__TO DO__
Word for word, copy all the data and drop the pictures.

__RAW RECORDS__
+++++
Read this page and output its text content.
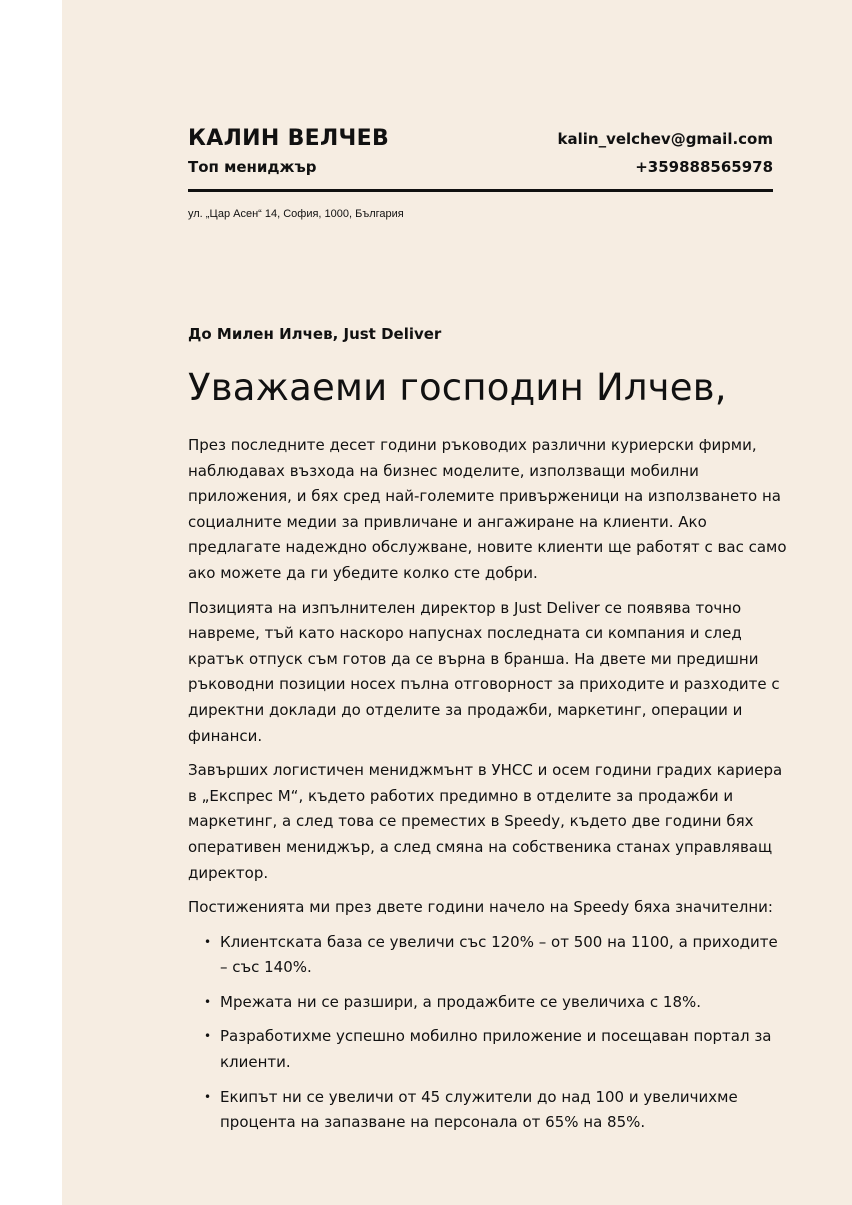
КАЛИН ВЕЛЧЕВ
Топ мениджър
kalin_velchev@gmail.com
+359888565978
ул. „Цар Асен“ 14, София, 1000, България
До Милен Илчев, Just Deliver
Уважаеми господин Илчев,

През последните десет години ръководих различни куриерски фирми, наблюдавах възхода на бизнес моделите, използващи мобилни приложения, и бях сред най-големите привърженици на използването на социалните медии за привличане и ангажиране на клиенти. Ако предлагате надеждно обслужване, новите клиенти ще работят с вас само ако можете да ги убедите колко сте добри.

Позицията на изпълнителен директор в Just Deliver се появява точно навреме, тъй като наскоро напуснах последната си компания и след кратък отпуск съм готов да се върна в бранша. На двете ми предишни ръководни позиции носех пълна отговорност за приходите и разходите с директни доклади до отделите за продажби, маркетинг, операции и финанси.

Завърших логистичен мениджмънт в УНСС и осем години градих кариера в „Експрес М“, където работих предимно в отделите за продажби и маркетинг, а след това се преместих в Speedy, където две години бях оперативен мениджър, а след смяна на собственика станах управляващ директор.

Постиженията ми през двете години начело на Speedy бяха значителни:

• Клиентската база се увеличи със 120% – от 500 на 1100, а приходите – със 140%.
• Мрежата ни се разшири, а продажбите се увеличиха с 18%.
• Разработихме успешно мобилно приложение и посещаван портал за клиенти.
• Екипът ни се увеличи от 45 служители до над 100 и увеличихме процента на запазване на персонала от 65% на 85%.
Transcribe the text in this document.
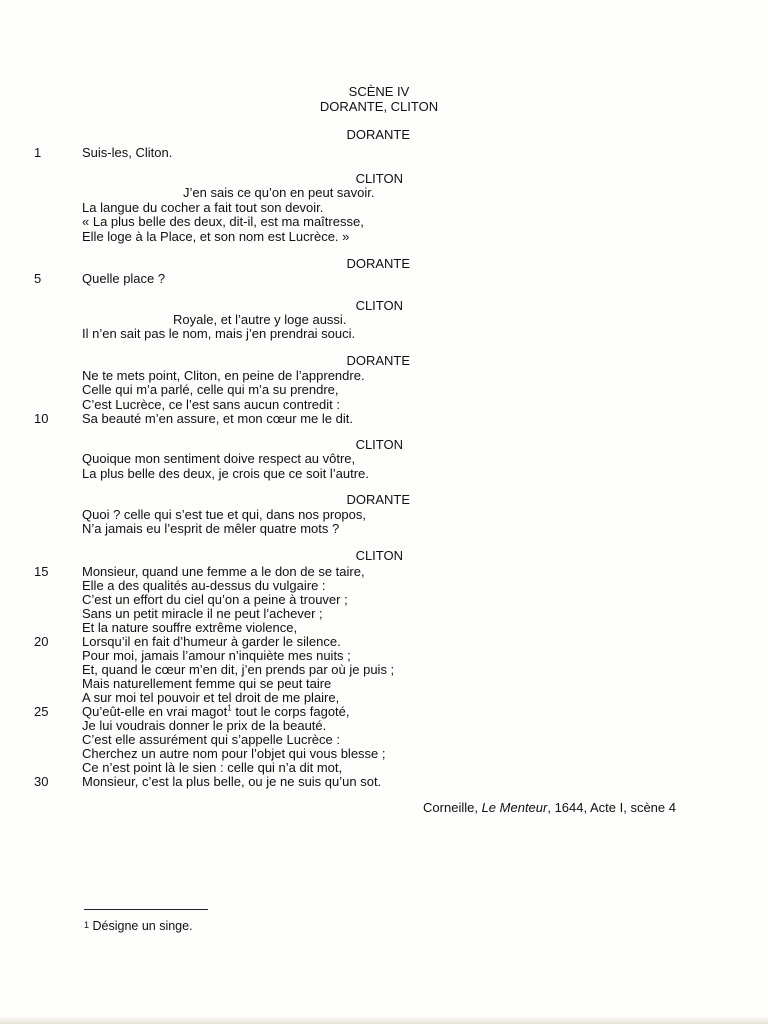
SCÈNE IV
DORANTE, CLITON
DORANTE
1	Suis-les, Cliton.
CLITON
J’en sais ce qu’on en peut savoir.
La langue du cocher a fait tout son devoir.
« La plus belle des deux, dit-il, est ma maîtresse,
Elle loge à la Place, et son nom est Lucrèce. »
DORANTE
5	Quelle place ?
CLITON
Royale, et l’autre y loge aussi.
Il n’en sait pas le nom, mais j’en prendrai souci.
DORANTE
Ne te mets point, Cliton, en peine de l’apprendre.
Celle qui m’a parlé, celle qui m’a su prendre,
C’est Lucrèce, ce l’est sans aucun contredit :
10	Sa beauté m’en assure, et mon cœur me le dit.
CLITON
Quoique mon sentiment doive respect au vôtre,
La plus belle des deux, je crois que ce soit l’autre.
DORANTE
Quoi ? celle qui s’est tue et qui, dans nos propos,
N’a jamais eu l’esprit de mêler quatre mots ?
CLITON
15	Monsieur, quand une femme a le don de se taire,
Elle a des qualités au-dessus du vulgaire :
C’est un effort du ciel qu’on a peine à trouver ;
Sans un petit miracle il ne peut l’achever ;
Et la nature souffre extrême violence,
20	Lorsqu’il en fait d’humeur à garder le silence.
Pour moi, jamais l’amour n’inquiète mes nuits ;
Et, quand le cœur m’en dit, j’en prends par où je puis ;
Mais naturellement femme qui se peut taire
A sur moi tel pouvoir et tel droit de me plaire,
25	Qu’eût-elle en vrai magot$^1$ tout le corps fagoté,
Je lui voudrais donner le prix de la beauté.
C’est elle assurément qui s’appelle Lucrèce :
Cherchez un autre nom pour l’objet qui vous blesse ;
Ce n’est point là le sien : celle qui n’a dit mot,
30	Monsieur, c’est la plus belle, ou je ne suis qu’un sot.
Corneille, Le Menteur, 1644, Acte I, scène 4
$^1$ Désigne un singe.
+++++
__FINISHED EXERCISE__
Read this page and output its text content.
КАЛИН ВЕЛЧЕВ
Топ мениджър
kalin_velchev@gmail.com
+359888565978
ул. „Цар Асен“ 14, София, 1000, България
До Милен Илчев, Just Deliver
Уважаеми господин Илчев,

През последните десет години ръководих различни куриерски фирми, наблюдавах възхода на бизнес моделите, използващи мобилни приложения, и бях сред най-големите привърженици на използването на социалните медии за привличане и ангажиране на клиенти. Ако предлагате надеждно обслужване, новите клиенти ще работят с вас само ако можете да ги убедите колко сте добри.

Позицията на изпълнителен директор в Just Deliver се появява точно навреме, тъй като наскоро напуснах последната си компания и след кратък отпуск съм готов да се върна в бранша. На двете ми предишни ръководни позиции носех пълна отговорност за приходите и разходите с директни доклади до отделите за продажби, маркетинг, операции и финанси.

Завърших логистичен мениджмънт в УНСС и осем години градих кариера в „Експрес М“, където работих предимно в отделите за продажби и маркетинг, а след това се преместих в Speedy, където две години бях оперативен мениджър, а след смяна на собственика станах управляващ директор.

Постиженията ми през двете години начело на Speedy бяха значителни:

• Клиентската база се увеличи със 120% – от 500 на 1100, а приходите – със 140%.
• Мрежата ни се разшири, а продажбите се увеличиха с 18%.
• Разработихме успешно мобилно приложение и посещаван портал за клиенти.
• Екипът ни се увеличи от 45 служители до над 100 и увеличихме процента на запазване на персонала от 65% на 85%.
Transcribe the text in this document.
SCÈNE IV
DORANTE, CLITON
DORANTE
1	Suis-les, Cliton.
CLITON
J’en sais ce qu’on en peut savoir.
La langue du cocher a fait tout son devoir.
« La plus belle des deux, dit-il, est ma maîtresse,
Elle loge à la Place, et son nom est Lucrèce. »
DORANTE
5	Quelle place ?
CLITON
Royale, et l’autre y loge aussi.
Il n’en sait pas le nom, mais j’en prendrai souci.
DORANTE
Ne te mets point, Cliton, en peine de l’apprendre.
Celle qui m’a parlé, celle qui m’a su prendre,
C’est Lucrèce, ce l’est sans aucun contredit :
10	Sa beauté m’en assure, et mon cœur me le dit.
CLITON
Quoique mon sentiment doive respect au vôtre,
La plus belle des deux, je crois que ce soit l’autre.
DORANTE
Quoi ? celle qui s’est tue et qui, dans nos propos,
N’a jamais eu l’esprit de mêler quatre mots ?
CLITON
15	Monsieur, quand une femme a le don de se taire,
Elle a des qualités au-dessus du vulgaire :
C’est un effort du ciel qu’on a peine à trouver ;
Sans un petit miracle il ne peut l’achever ;
Et la nature souffre extrême violence,
20	Lorsqu’il en fait d’humeur à garder le silence.
Pour moi, jamais l’amour n’inquiète mes nuits ;
Et, quand le cœur m’en dit, j’en prends par où je puis ;
Mais naturellement femme qui se peut taire
A sur moi tel pouvoir et tel droit de me plaire,
25	Qu’eût-elle en vrai magot$^1$ tout le corps fagoté,
Je lui voudrais donner le prix de la beauté.
C’est elle assurément qui s’appelle Lucrèce :
Cherchez un autre nom pour l’objet qui vous blesse ;
Ce n’est point là le sien : celle qui n’a dit mot,
30	Monsieur, c’est la plus belle, ou je ne suis qu’un sot.
Corneille, Le Menteur, 1644, Acte I, scène 4
$^1$ Désigne un singe.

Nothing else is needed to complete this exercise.